[Begin DATA PROVIDED]

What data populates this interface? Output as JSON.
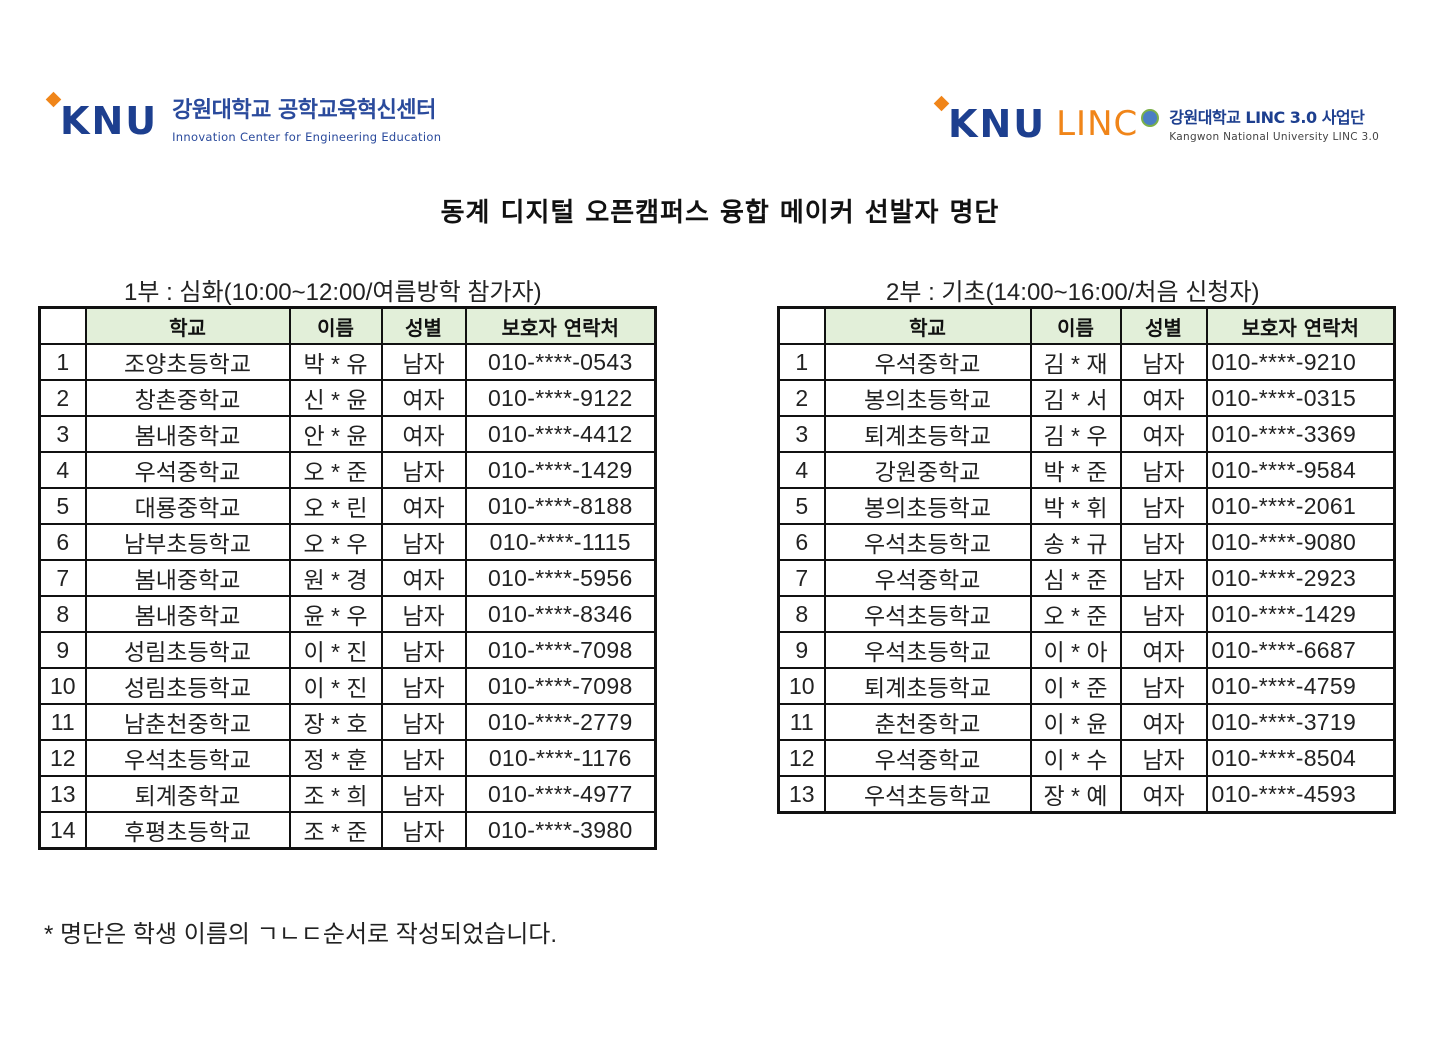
{
  "logos": {
    "left": {
      "mark": "KNU",
      "korean": "강원대학교 공학교육혁신센터",
      "english": "Innovation Center for Engineering Education"
    },
    "right": {
      "mark": "KNU",
      "linc": "LINC",
      "korean": "강원대학교 LINC 3.0 사업단",
      "english": "Kangwon National University LINC 3.0"
    }
  },
  "title": "동계 디지털 오픈캠퍼스 융합 메이커 선발자 명단",
  "headers": {
    "no": "",
    "school": "학교",
    "name": "이름",
    "gender": "성별",
    "phone": "보호자 연락처"
  },
  "section1": {
    "title": "1부 : 심화(10:00~12:00/여름방학 참가자)",
    "rows": [
      {
        "no": "1",
        "school": "조양초등학교",
        "name": "박 * 유",
        "gender": "남자",
        "phone": "010-****-0543"
      },
      {
        "no": "2",
        "school": "창촌중학교",
        "name": "신 * 윤",
        "gender": "여자",
        "phone": "010-****-9122"
      },
      {
        "no": "3",
        "school": "봄내중학교",
        "name": "안 * 윤",
        "gender": "여자",
        "phone": "010-****-4412"
      },
      {
        "no": "4",
        "school": "우석중학교",
        "name": "오 * 준",
        "gender": "남자",
        "phone": "010-****-1429"
      },
      {
        "no": "5",
        "school": "대룡중학교",
        "name": "오 * 린",
        "gender": "여자",
        "phone": "010-****-8188"
      },
      {
        "no": "6",
        "school": "남부초등학교",
        "name": "오 * 우",
        "gender": "남자",
        "phone": "010-****-1115"
      },
      {
        "no": "7",
        "school": "봄내중학교",
        "name": "원 * 경",
        "gender": "여자",
        "phone": "010-****-5956"
      },
      {
        "no": "8",
        "school": "봄내중학교",
        "name": "윤 * 우",
        "gender": "남자",
        "phone": "010-****-8346"
      },
      {
        "no": "9",
        "school": "성림초등학교",
        "name": "이 * 진",
        "gender": "남자",
        "phone": "010-****-7098"
      },
      {
        "no": "10",
        "school": "성림초등학교",
        "name": "이 * 진",
        "gender": "남자",
        "phone": "010-****-7098"
      },
      {
        "no": "11",
        "school": "남춘천중학교",
        "name": "장 * 호",
        "gender": "남자",
        "phone": "010-****-2779"
      },
      {
        "no": "12",
        "school": "우석초등학교",
        "name": "정 * 훈",
        "gender": "남자",
        "phone": "010-****-1176"
      },
      {
        "no": "13",
        "school": "퇴계중학교",
        "name": "조 * 희",
        "gender": "남자",
        "phone": "010-****-4977"
      },
      {
        "no": "14",
        "school": "후평초등학교",
        "name": "조 * 준",
        "gender": "남자",
        "phone": "010-****-3980"
      }
    ]
  },
  "section2": {
    "title": "2부 : 기초(14:00~16:00/처음 신청자)",
    "rows": [
      {
        "no": "1",
        "school": "우석중학교",
        "name": "김 * 재",
        "gender": "남자",
        "phone": "010-****-9210"
      },
      {
        "no": "2",
        "school": "봉의초등학교",
        "name": "김 * 서",
        "gender": "여자",
        "phone": "010-****-0315"
      },
      {
        "no": "3",
        "school": "퇴계초등학교",
        "name": "김 * 우",
        "gender": "여자",
        "phone": "010-****-3369"
      },
      {
        "no": "4",
        "school": "강원중학교",
        "name": "박 * 준",
        "gender": "남자",
        "phone": "010-****-9584"
      },
      {
        "no": "5",
        "school": "봉의초등학교",
        "name": "박 * 휘",
        "gender": "남자",
        "phone": "010-****-2061"
      },
      {
        "no": "6",
        "school": "우석초등학교",
        "name": "송 * 규",
        "gender": "남자",
        "phone": "010-****-9080"
      },
      {
        "no": "7",
        "school": "우석중학교",
        "name": "심 * 준",
        "gender": "남자",
        "phone": "010-****-2923"
      },
      {
        "no": "8",
        "school": "우석초등학교",
        "name": "오 * 준",
        "gender": "남자",
        "phone": "010-****-1429"
      },
      {
        "no": "9",
        "school": "우석초등학교",
        "name": "이 * 아",
        "gender": "여자",
        "phone": "010-****-6687"
      },
      {
        "no": "10",
        "school": "퇴계초등학교",
        "name": "이 * 준",
        "gender": "남자",
        "phone": "010-****-4759"
      },
      {
        "no": "11",
        "school": "춘천중학교",
        "name": "이 * 윤",
        "gender": "여자",
        "phone": "010-****-3719"
      },
      {
        "no": "12",
        "school": "우석중학교",
        "name": "이 * 수",
        "gender": "남자",
        "phone": "010-****-8504"
      },
      {
        "no": "13",
        "school": "우석초등학교",
        "name": "장 * 예",
        "gender": "여자",
        "phone": "010-****-4593"
      }
    ]
  },
  "footnote": "* 명단은 학생 이름의 ㄱㄴㄷ순서로 작성되었습니다.",
  "colors": {
    "header_bg": "#e2efd9",
    "brand_blue": "#1d3f8f",
    "brand_orange": "#f08519"
  }
}
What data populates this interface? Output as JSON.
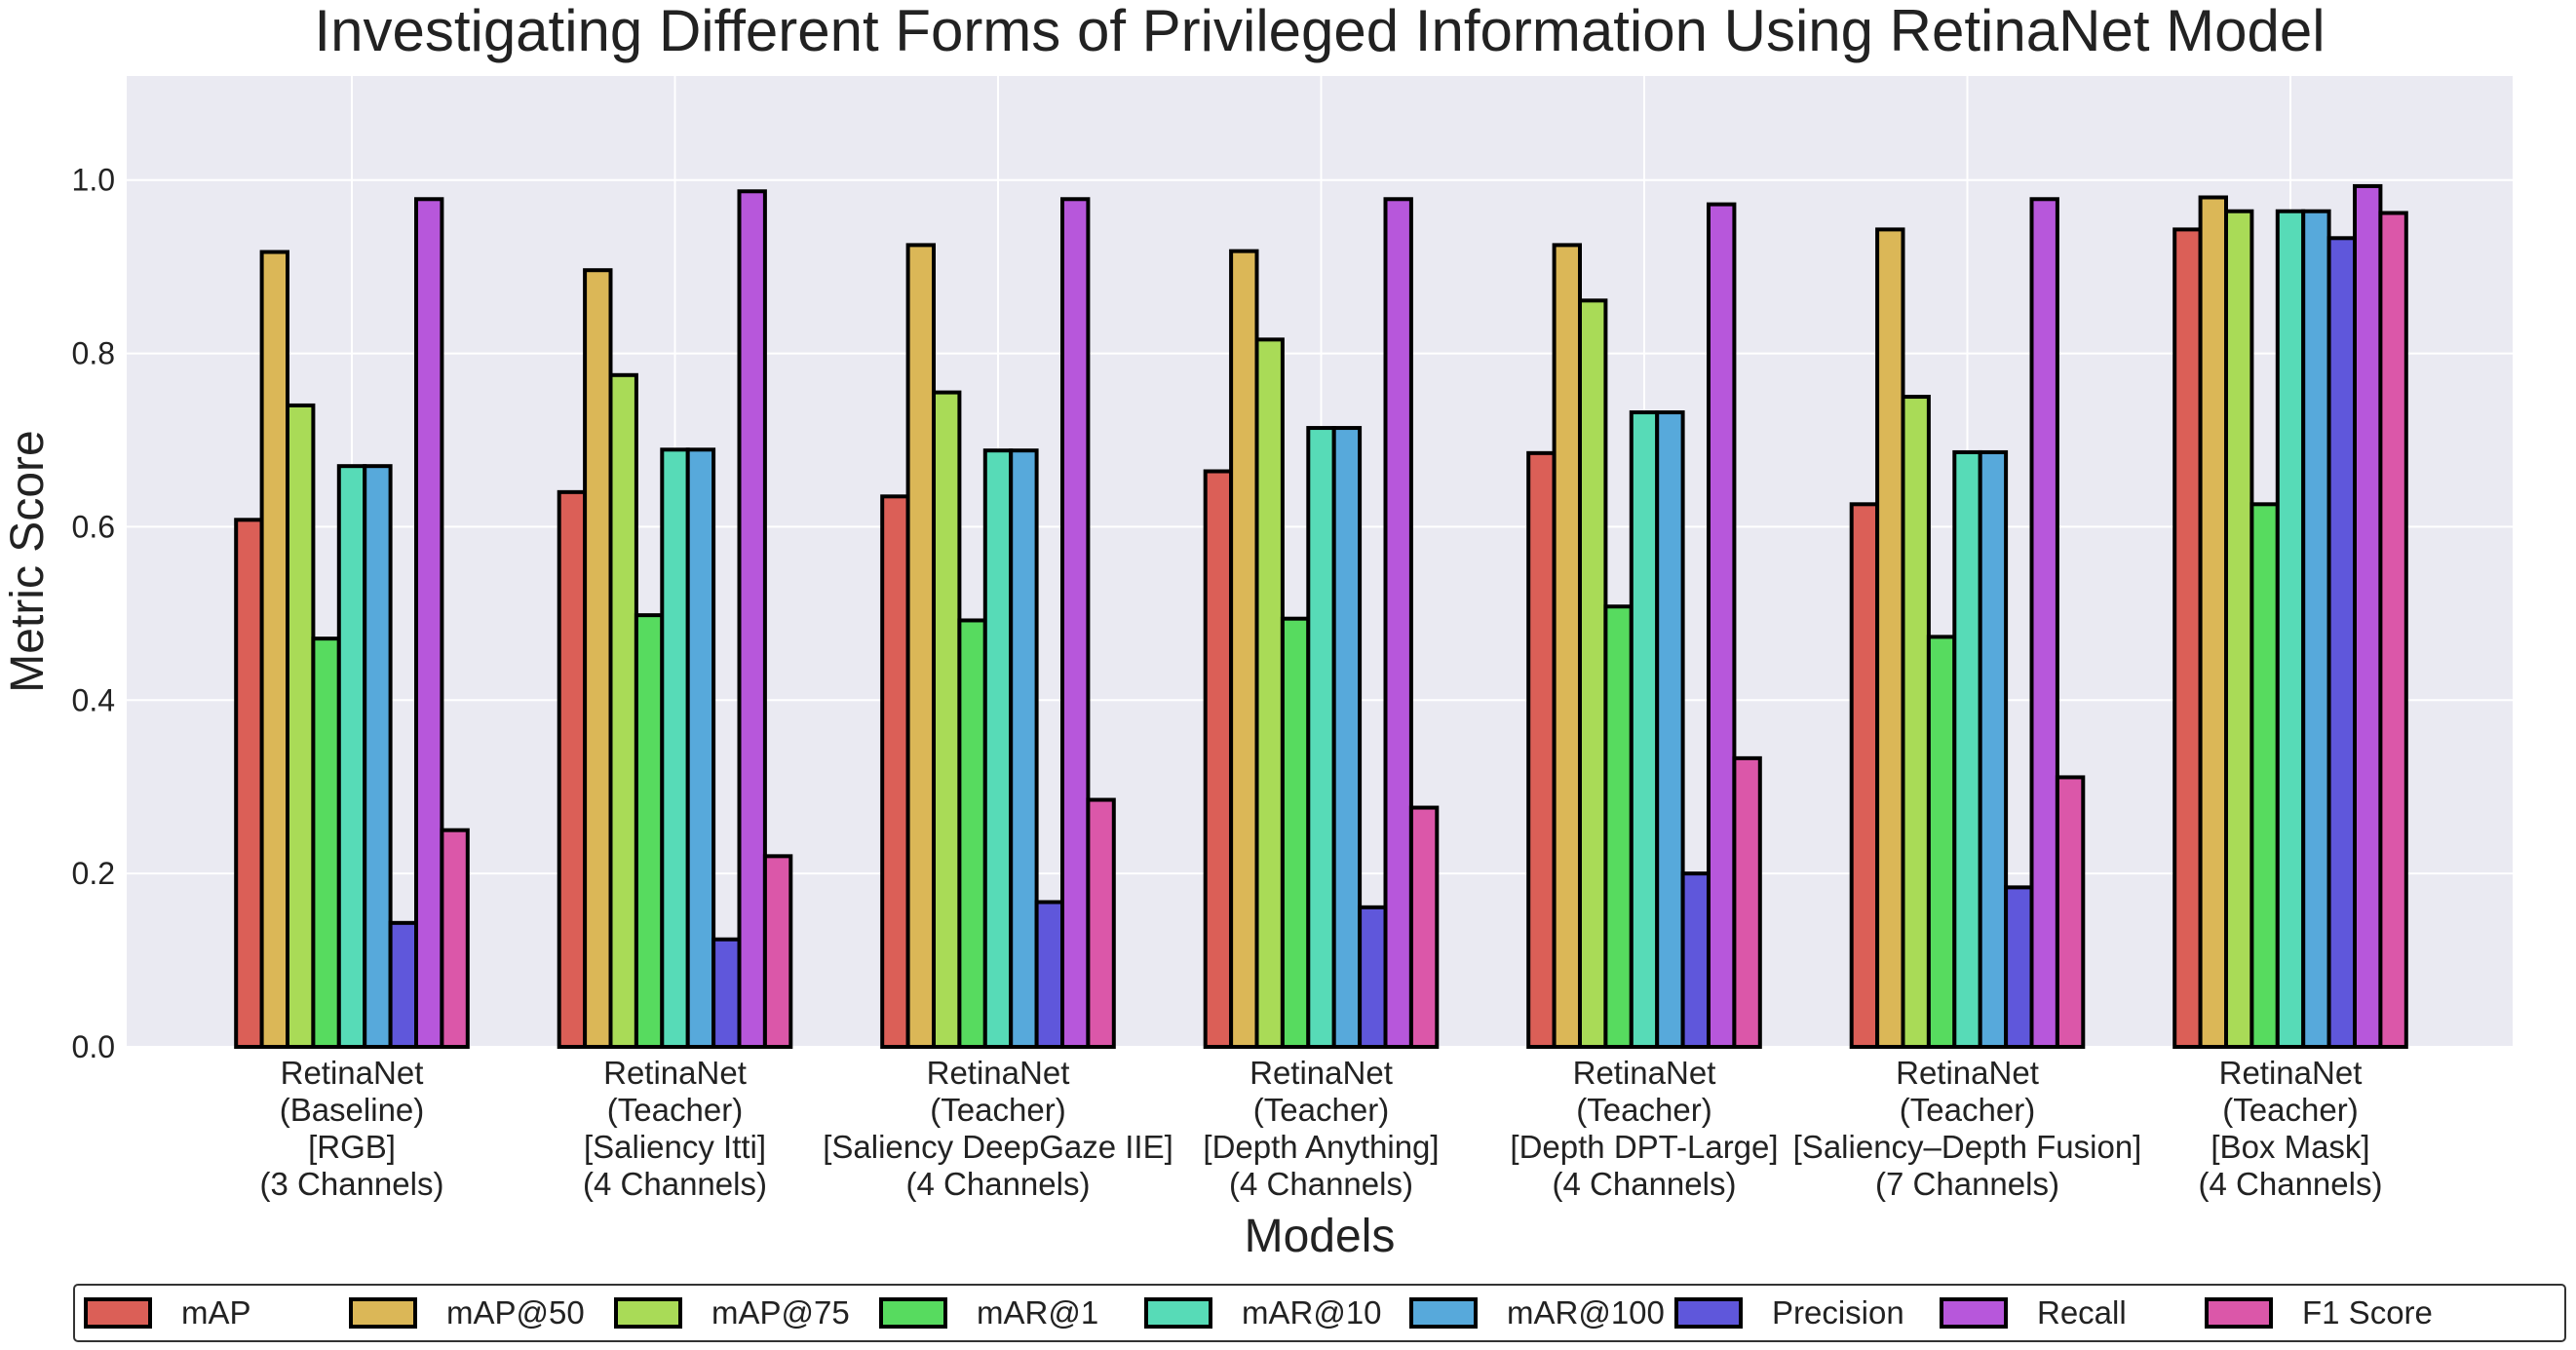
{
  "chart_data": {
    "type": "bar",
    "title": "Investigating Different Forms of Privileged Information Using RetinaNet Model",
    "xlabel": "Models",
    "ylabel": "Metric Score",
    "ylim": [
      0,
      1.12
    ],
    "yticks": [
      "0.0",
      "0.2",
      "0.4",
      "0.6",
      "0.8",
      "1.0"
    ],
    "grid": true,
    "legend_position": "bottom",
    "categories": [
      [
        "RetinaNet",
        "(Baseline)",
        "[RGB]",
        "(3 Channels)"
      ],
      [
        "RetinaNet",
        "(Teacher)",
        "[Saliency Itti]",
        "(4 Channels)"
      ],
      [
        "RetinaNet",
        "(Teacher)",
        "[Saliency DeepGaze IIE]",
        "(4 Channels)"
      ],
      [
        "RetinaNet",
        "(Teacher)",
        "[Depth Anything]",
        "(4 Channels)"
      ],
      [
        "RetinaNet",
        "(Teacher)",
        "[Depth DPT-Large]",
        "(4 Channels)"
      ],
      [
        "RetinaNet",
        "(Teacher)",
        "[Saliency–Depth Fusion]",
        "(7 Channels)"
      ],
      [
        "RetinaNet",
        "(Teacher)",
        "[Box Mask]",
        "(4 Channels)"
      ]
    ],
    "series": [
      {
        "name": "mAP",
        "color": "#db5f57",
        "values": [
          0.608,
          0.64,
          0.635,
          0.664,
          0.685,
          0.626,
          0.943
        ]
      },
      {
        "name": "mAP@50",
        "color": "#dbb757",
        "values": [
          0.917,
          0.896,
          0.925,
          0.918,
          0.925,
          0.943,
          0.98
        ]
      },
      {
        "name": "mAP@75",
        "color": "#a9db57",
        "values": [
          0.74,
          0.775,
          0.755,
          0.816,
          0.861,
          0.75,
          0.964
        ]
      },
      {
        "name": "mAR@1",
        "color": "#57db5f",
        "values": [
          0.471,
          0.498,
          0.492,
          0.494,
          0.508,
          0.473,
          0.626
        ]
      },
      {
        "name": "mAR@10",
        "color": "#57dbb7",
        "values": [
          0.67,
          0.689,
          0.688,
          0.714,
          0.732,
          0.686,
          0.964
        ]
      },
      {
        "name": "mAR@100",
        "color": "#57a9db",
        "values": [
          0.67,
          0.689,
          0.688,
          0.714,
          0.732,
          0.686,
          0.964
        ]
      },
      {
        "name": "Precision",
        "color": "#5f57db",
        "values": [
          0.143,
          0.124,
          0.167,
          0.161,
          0.2,
          0.184,
          0.933
        ]
      },
      {
        "name": "Recall",
        "color": "#b757db",
        "values": [
          0.978,
          0.987,
          0.978,
          0.978,
          0.972,
          0.978,
          0.993
        ]
      },
      {
        "name": "F1 Score",
        "color": "#db57a9",
        "values": [
          0.25,
          0.22,
          0.285,
          0.276,
          0.333,
          0.311,
          0.962
        ]
      }
    ]
  }
}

[End DATA PROVIDED]

WHAT YOU ARE ASKED TO DO:
The listing above must be printed again exactly, minus its pictures.

CORRECT ANSWER:
What data populates this interface? Output as JSON.
{
  "logos": {
    "left": {
      "mark": "KNU",
      "korean": "강원대학교 공학교육혁신센터",
      "english": "Innovation Center for Engineering Education"
    },
    "right": {
      "mark": "KNU",
      "linc": "LINC",
      "korean": "강원대학교 LINC 3.0 사업단",
      "english": "Kangwon National University LINC 3.0"
    }
  },
  "title": "동계 디지털 오픈캠퍼스 융합 메이커 선발자 명단",
  "headers": {
    "no": "",
    "school": "학교",
    "name": "이름",
    "gender": "성별",
    "phone": "보호자 연락처"
  },
  "section1": {
    "title": "1부 : 심화(10:00~12:00/여름방학 참가자)",
    "rows": [
      {
        "no": "1",
        "school": "조양초등학교",
        "name": "박 * 유",
        "gender": "남자",
        "phone": "010-****-0543"
      },
      {
        "no": "2",
        "school": "창촌중학교",
        "name": "신 * 윤",
        "gender": "여자",
        "phone": "010-****-9122"
      },
      {
        "no": "3",
        "school": "봄내중학교",
        "name": "안 * 윤",
        "gender": "여자",
        "phone": "010-****-4412"
      },
      {
        "no": "4",
        "school": "우석중학교",
        "name": "오 * 준",
        "gender": "남자",
        "phone": "010-****-1429"
      },
      {
        "no": "5",
        "school": "대룡중학교",
        "name": "오 * 린",
        "gender": "여자",
        "phone": "010-****-8188"
      },
      {
        "no": "6",
        "school": "남부초등학교",
        "name": "오 * 우",
        "gender": "남자",
        "phone": "010-****-1115"
      },
      {
        "no": "7",
        "school": "봄내중학교",
        "name": "원 * 경",
        "gender": "여자",
        "phone": "010-****-5956"
      },
      {
        "no": "8",
        "school": "봄내중학교",
        "name": "윤 * 우",
        "gender": "남자",
        "phone": "010-****-8346"
      },
      {
        "no": "9",
        "school": "성림초등학교",
        "name": "이 * 진",
        "gender": "남자",
        "phone": "010-****-7098"
      },
      {
        "no": "10",
        "school": "성림초등학교",
        "name": "이 * 진",
        "gender": "남자",
        "phone": "010-****-7098"
      },
      {
        "no": "11",
        "school": "남춘천중학교",
        "name": "장 * 호",
        "gender": "남자",
        "phone": "010-****-2779"
      },
      {
        "no": "12",
        "school": "우석초등학교",
        "name": "정 * 훈",
        "gender": "남자",
        "phone": "010-****-1176"
      },
      {
        "no": "13",
        "school": "퇴계중학교",
        "name": "조 * 희",
        "gender": "남자",
        "phone": "010-****-4977"
      },
      {
        "no": "14",
        "school": "후평초등학교",
        "name": "조 * 준",
        "gender": "남자",
        "phone": "010-****-3980"
      }
    ]
  },
  "section2": {
    "title": "2부 : 기초(14:00~16:00/처음 신청자)",
    "rows": [
      {
        "no": "1",
        "school": "우석중학교",
        "name": "김 * 재",
        "gender": "남자",
        "phone": "010-****-9210"
      },
      {
        "no": "2",
        "school": "봉의초등학교",
        "name": "김 * 서",
        "gender": "여자",
        "phone": "010-****-0315"
      },
      {
        "no": "3",
        "school": "퇴계초등학교",
        "name": "김 * 우",
        "gender": "여자",
        "phone": "010-****-3369"
      },
      {
        "no": "4",
        "school": "강원중학교",
        "name": "박 * 준",
        "gender": "남자",
        "phone": "010-****-9584"
      },
      {
        "no": "5",
        "school": "봉의초등학교",
        "name": "박 * 휘",
        "gender": "남자",
        "phone": "010-****-2061"
      },
      {
        "no": "6",
        "school": "우석초등학교",
        "name": "송 * 규",
        "gender": "남자",
        "phone": "010-****-9080"
      },
      {
        "no": "7",
        "school": "우석중학교",
        "name": "심 * 준",
        "gender": "남자",
        "phone": "010-****-2923"
      },
      {
        "no": "8",
        "school": "우석초등학교",
        "name": "오 * 준",
        "gender": "남자",
        "phone": "010-****-1429"
      },
      {
        "no": "9",
        "school": "우석초등학교",
        "name": "이 * 아",
        "gender": "여자",
        "phone": "010-****-6687"
      },
      {
        "no": "10",
        "school": "퇴계초등학교",
        "name": "이 * 준",
        "gender": "남자",
        "phone": "010-****-4759"
      },
      {
        "no": "11",
        "school": "춘천중학교",
        "name": "이 * 윤",
        "gender": "여자",
        "phone": "010-****-3719"
      },
      {
        "no": "12",
        "school": "우석중학교",
        "name": "이 * 수",
        "gender": "남자",
        "phone": "010-****-8504"
      },
      {
        "no": "13",
        "school": "우석초등학교",
        "name": "장 * 예",
        "gender": "여자",
        "phone": "010-****-4593"
      }
    ]
  },
  "footnote": "* 명단은 학생 이름의 ㄱㄴㄷ순서로 작성되었습니다.",
  "colors": {
    "header_bg": "#e2efd9",
    "brand_blue": "#1d3f8f",
    "brand_orange": "#f08519"
  }
}
What data populates this interface? Output as JSON.
{
  "chart_data": {
    "type": "bar",
    "title": "Investigating Different Forms of Privileged Information Using RetinaNet Model",
    "xlabel": "Models",
    "ylabel": "Metric Score",
    "ylim": [
      0,
      1.12
    ],
    "yticks": [
      "0.0",
      "0.2",
      "0.4",
      "0.6",
      "0.8",
      "1.0"
    ],
    "grid": true,
    "legend_position": "bottom",
    "categories": [
      [
        "RetinaNet",
        "(Baseline)",
        "[RGB]",
        "(3 Channels)"
      ],
      [
        "RetinaNet",
        "(Teacher)",
        "[Saliency Itti]",
        "(4 Channels)"
      ],
      [
        "RetinaNet",
        "(Teacher)",
        "[Saliency DeepGaze IIE]",
        "(4 Channels)"
      ],
      [
        "RetinaNet",
        "(Teacher)",
        "[Depth Anything]",
        "(4 Channels)"
      ],
      [
        "RetinaNet",
        "(Teacher)",
        "[Depth DPT-Large]",
        "(4 Channels)"
      ],
      [
        "RetinaNet",
        "(Teacher)",
        "[Saliency–Depth Fusion]",
        "(7 Channels)"
      ],
      [
        "RetinaNet",
        "(Teacher)",
        "[Box Mask]",
        "(4 Channels)"
      ]
    ],
    "series": [
      {
        "name": "mAP",
        "color": "#db5f57",
        "values": [
          0.608,
          0.64,
          0.635,
          0.664,
          0.685,
          0.626,
          0.943
        ]
      },
      {
        "name": "mAP@50",
        "color": "#dbb757",
        "values": [
          0.917,
          0.896,
          0.925,
          0.918,
          0.925,
          0.943,
          0.98
        ]
      },
      {
        "name": "mAP@75",
        "color": "#a9db57",
        "values": [
          0.74,
          0.775,
          0.755,
          0.816,
          0.861,
          0.75,
          0.964
        ]
      },
      {
        "name": "mAR@1",
        "color": "#57db5f",
        "values": [
          0.471,
          0.498,
          0.492,
          0.494,
          0.508,
          0.473,
          0.626
        ]
      },
      {
        "name": "mAR@10",
        "color": "#57dbb7",
        "values": [
          0.67,
          0.689,
          0.688,
          0.714,
          0.732,
          0.686,
          0.964
        ]
      },
      {
        "name": "mAR@100",
        "color": "#57a9db",
        "values": [
          0.67,
          0.689,
          0.688,
          0.714,
          0.732,
          0.686,
          0.964
        ]
      },
      {
        "name": "Precision",
        "color": "#5f57db",
        "values": [
          0.143,
          0.124,
          0.167,
          0.161,
          0.2,
          0.184,
          0.933
        ]
      },
      {
        "name": "Recall",
        "color": "#b757db",
        "values": [
          0.978,
          0.987,
          0.978,
          0.978,
          0.972,
          0.978,
          0.993
        ]
      },
      {
        "name": "F1 Score",
        "color": "#db57a9",
        "values": [
          0.25,
          0.22,
          0.285,
          0.276,
          0.333,
          0.311,
          0.962
        ]
      }
    ]
  }
}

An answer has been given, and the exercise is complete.